Aim:
Please reproduce the lines of the entries below verbatim, from the start of the entries through the line containing "76, 597, 110]", and nothing else.

Spatial annotation entries:
....................
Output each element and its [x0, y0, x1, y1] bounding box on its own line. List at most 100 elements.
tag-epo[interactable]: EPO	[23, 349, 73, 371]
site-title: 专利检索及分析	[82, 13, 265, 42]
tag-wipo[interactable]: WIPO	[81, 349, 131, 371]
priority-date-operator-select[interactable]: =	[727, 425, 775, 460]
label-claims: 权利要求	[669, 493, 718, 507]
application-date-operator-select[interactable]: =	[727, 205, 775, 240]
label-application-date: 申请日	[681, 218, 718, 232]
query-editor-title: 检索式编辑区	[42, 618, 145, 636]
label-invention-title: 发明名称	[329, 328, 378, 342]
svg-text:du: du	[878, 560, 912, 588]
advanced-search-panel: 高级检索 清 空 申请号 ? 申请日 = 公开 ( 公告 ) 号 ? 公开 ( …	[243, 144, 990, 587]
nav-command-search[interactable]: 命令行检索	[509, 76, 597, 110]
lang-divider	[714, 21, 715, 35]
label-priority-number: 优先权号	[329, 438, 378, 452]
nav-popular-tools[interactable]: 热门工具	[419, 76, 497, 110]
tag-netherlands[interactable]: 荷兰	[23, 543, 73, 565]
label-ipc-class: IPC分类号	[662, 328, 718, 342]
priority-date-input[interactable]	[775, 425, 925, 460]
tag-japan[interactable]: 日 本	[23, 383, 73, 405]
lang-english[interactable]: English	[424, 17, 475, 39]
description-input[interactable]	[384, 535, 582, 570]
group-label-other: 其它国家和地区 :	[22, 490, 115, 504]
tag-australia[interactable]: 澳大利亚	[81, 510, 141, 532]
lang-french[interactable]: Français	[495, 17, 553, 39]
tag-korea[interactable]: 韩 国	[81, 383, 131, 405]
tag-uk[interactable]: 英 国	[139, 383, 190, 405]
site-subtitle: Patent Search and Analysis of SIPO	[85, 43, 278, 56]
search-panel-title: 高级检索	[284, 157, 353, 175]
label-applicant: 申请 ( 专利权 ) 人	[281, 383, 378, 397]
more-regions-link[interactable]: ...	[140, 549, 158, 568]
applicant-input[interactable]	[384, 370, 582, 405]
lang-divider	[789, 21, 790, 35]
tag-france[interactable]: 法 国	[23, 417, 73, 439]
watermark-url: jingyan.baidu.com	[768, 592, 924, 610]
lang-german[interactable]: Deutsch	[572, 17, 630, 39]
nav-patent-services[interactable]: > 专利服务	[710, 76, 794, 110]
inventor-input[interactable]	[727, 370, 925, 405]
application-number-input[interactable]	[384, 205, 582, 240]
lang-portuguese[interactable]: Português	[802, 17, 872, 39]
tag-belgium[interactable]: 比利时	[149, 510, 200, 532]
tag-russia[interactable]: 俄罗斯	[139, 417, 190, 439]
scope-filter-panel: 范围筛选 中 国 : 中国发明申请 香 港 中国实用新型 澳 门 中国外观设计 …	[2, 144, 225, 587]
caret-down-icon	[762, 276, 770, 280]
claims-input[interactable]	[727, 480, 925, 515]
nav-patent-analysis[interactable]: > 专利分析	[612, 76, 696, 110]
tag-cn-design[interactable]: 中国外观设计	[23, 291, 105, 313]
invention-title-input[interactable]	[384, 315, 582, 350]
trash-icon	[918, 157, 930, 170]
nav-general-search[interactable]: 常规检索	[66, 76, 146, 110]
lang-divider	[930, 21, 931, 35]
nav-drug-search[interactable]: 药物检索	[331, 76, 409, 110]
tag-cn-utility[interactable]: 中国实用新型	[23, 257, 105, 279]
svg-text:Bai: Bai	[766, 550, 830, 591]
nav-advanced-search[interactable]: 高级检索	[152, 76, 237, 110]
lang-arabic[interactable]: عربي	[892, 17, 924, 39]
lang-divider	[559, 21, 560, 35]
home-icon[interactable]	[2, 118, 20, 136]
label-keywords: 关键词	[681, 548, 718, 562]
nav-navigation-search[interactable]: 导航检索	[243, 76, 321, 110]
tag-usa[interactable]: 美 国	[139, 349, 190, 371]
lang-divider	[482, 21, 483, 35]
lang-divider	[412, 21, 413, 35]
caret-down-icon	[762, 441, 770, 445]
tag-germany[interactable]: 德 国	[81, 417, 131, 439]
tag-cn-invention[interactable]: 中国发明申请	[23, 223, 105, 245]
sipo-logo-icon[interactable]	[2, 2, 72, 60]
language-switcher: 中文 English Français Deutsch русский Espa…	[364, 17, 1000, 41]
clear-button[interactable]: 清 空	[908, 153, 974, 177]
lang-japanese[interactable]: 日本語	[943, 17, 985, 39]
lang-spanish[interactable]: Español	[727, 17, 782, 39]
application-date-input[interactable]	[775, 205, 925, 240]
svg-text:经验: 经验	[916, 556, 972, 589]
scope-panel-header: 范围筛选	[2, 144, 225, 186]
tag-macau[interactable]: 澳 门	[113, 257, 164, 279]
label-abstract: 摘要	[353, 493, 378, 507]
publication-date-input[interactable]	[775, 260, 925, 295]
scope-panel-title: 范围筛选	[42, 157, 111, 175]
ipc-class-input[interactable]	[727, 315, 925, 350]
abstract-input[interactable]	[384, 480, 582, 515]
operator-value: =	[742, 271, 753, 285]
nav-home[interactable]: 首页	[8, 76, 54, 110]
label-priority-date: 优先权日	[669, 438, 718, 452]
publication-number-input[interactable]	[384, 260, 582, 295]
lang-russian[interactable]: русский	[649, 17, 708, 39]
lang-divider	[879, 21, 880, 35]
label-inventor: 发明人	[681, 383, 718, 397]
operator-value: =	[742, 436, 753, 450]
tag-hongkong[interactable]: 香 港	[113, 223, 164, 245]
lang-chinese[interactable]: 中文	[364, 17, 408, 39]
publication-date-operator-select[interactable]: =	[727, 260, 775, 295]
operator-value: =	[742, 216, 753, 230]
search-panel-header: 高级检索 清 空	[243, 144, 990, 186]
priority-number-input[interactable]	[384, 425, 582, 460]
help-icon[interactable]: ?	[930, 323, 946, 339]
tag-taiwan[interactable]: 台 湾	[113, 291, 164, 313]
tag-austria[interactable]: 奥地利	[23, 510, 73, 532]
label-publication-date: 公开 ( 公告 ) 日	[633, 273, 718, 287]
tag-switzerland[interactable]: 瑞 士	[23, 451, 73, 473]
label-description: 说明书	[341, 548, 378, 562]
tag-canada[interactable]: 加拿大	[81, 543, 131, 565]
....................
Task result:
Output each element and its [x0, y0, x1, y1] bounding box on its own line. List at most 100 elements.
tag-epo[interactable]: EPO	[23, 349, 73, 371]
site-title: 专利检索及分析	[82, 13, 265, 42]
tag-wipo[interactable]: WIPO	[81, 349, 131, 371]
priority-date-operator-select[interactable]: =	[727, 425, 775, 460]
label-claims: 权利要求	[669, 493, 718, 507]
application-date-operator-select[interactable]: =	[727, 205, 775, 240]
label-application-date: 申请日	[681, 218, 718, 232]
query-editor-title: 检索式编辑区	[42, 618, 145, 636]
label-invention-title: 发明名称	[329, 328, 378, 342]
svg-text:du: du	[878, 560, 912, 588]
advanced-search-panel: 高级检索 清 空 申请号 ? 申请日 = 公开 ( 公告 ) 号 ? 公开 ( …	[243, 144, 990, 587]
nav-command-search[interactable]: 命令行检索	[509, 76, 597, 110]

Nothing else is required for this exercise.